*Goal of the exercise*:
Leave out the pictures and transcribe the rest of the records exactly.

*Material for this exercise*:
◆ ◆ ◆ ◆ ◆

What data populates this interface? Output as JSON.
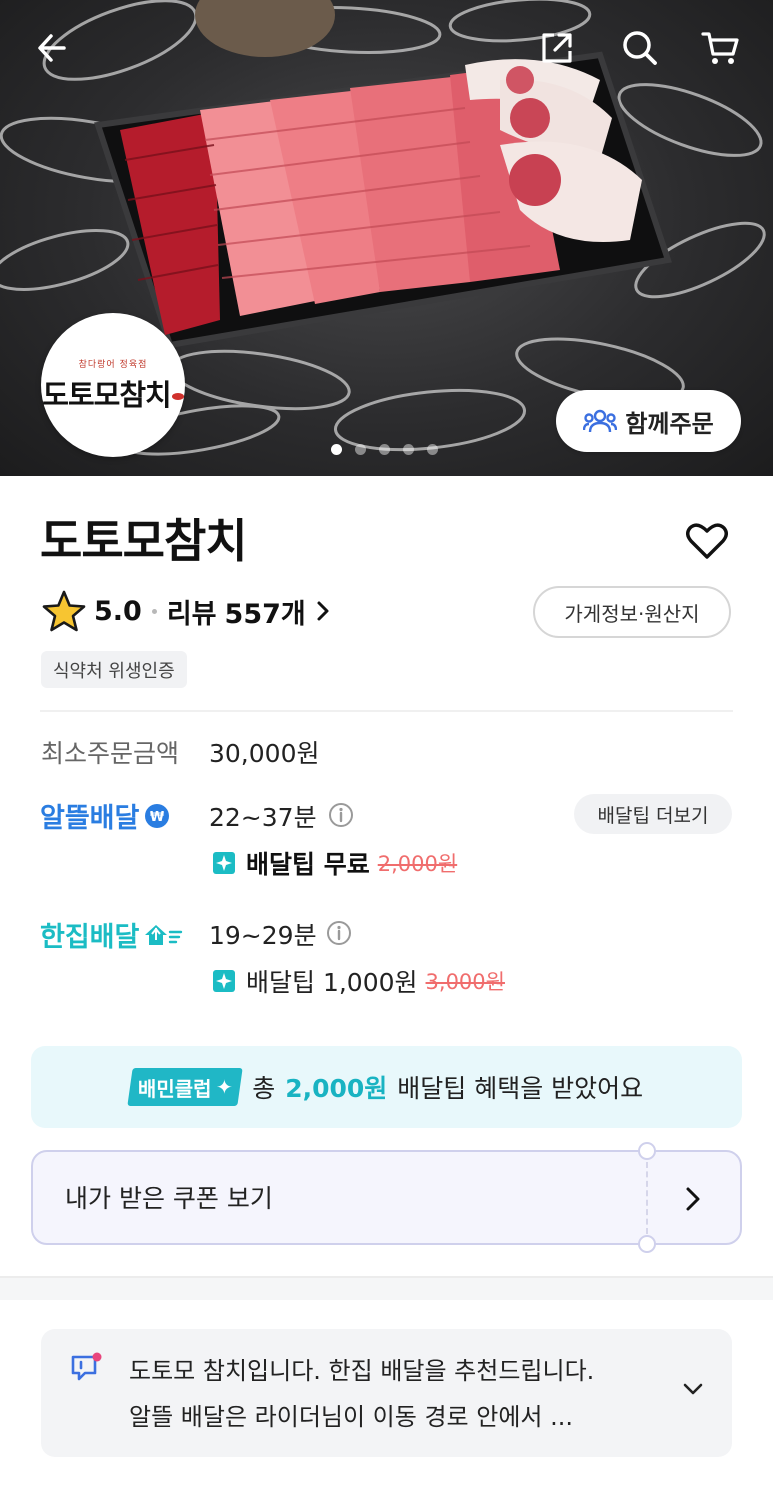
{
  "store": {
    "name": "도토모참치",
    "logo_text": "도토모참치",
    "logo_subtext": "참다랑어 정육점",
    "rating": "5.0",
    "review_label": "리뷰",
    "review_count": "557개",
    "info_button": "가게정보·원산지",
    "cert_badge": "식약처 위생인증"
  },
  "hero": {
    "group_order_label": "함께주문",
    "carousel_count": 5,
    "carousel_active": 1
  },
  "min_order": {
    "label": "최소주문금액",
    "value": "30,000원"
  },
  "delivery": {
    "tip_more_label": "배달팁 더보기",
    "options": [
      {
        "brand": "알뜰배달",
        "brand_color": "#2a7de1",
        "time": "22~37분",
        "tip_text": "배달팁 무료",
        "tip_original": "2,000원"
      },
      {
        "brand": "한집배달",
        "brand_color": "#1bbcc4",
        "time": "19~29분",
        "tip_text": "배달팁 1,000원",
        "tip_original": "3,000원"
      }
    ]
  },
  "club_banner": {
    "badge": "배민클럽",
    "prefix": "총",
    "amount": "2,000원",
    "suffix": "배달팁 혜택을 받았어요"
  },
  "coupon": {
    "label": "내가 받은 쿠폰 보기"
  },
  "notice": {
    "line1": "도토모 참치입니다. 한집 배달을 추천드립니다.",
    "line2": "알뜰 배달은 라이더님이 이동 경로 안에서 ..."
  },
  "icons": {
    "back": "back-arrow-icon",
    "share": "share-icon",
    "search": "search-icon",
    "cart": "cart-icon",
    "heart": "heart-icon",
    "star": "star-icon",
    "info": "info-icon",
    "group": "group-icon",
    "notice": "notice-icon"
  },
  "colors": {
    "alddeul_blue": "#2a7de1",
    "hanjip_teal": "#1bbcc4",
    "club_teal": "#20b7c6",
    "strike_red": "#f06d6d",
    "star_yellow": "#f7c531"
  }
}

◆ ◆ ◆ ◆ ◆

*Problem solution*:
What data populates this interface? Output as JSON.
{
  "store": {
    "name": "도토모참치",
    "logo_text": "도토모참치",
    "logo_subtext": "참다랑어 정육점",
    "rating": "5.0",
    "review_label": "리뷰",
    "review_count": "557개",
    "info_button": "가게정보·원산지",
    "cert_badge": "식약처 위생인증"
  },
  "hero": {
    "group_order_label": "함께주문",
    "carousel_count": 5,
    "carousel_active": 1
  },
  "min_order": {
    "label": "최소주문금액",
    "value": "30,000원"
  },
  "delivery": {
    "tip_more_label": "배달팁 더보기",
    "options": [
      {
        "brand": "알뜰배달",
        "brand_color": "#2a7de1",
        "time": "22~37분",
        "tip_text": "배달팁 무료",
        "tip_original": "2,000원"
      },
      {
        "brand": "한집배달",
        "brand_color": "#1bbcc4",
        "time": "19~29분",
        "tip_text": "배달팁 1,000원",
        "tip_original": "3,000원"
      }
    ]
  },
  "club_banner": {
    "badge": "배민클럽",
    "prefix": "총",
    "amount": "2,000원",
    "suffix": "배달팁 혜택을 받았어요"
  },
  "coupon": {
    "label": "내가 받은 쿠폰 보기"
  },
  "notice": {
    "line1": "도토모 참치입니다. 한집 배달을 추천드립니다.",
    "line2": "알뜰 배달은 라이더님이 이동 경로 안에서 ..."
  },
  "icons": {
    "back": "back-arrow-icon",
    "share": "share-icon",
    "search": "search-icon",
    "cart": "cart-icon",
    "heart": "heart-icon",
    "star": "star-icon",
    "info": "info-icon",
    "group": "group-icon",
    "notice": "notice-icon"
  },
  "colors": {
    "alddeul_blue": "#2a7de1",
    "hanjip_teal": "#1bbcc4",
    "club_teal": "#20b7c6",
    "strike_red": "#f06d6d",
    "star_yellow": "#f7c531"
  }
}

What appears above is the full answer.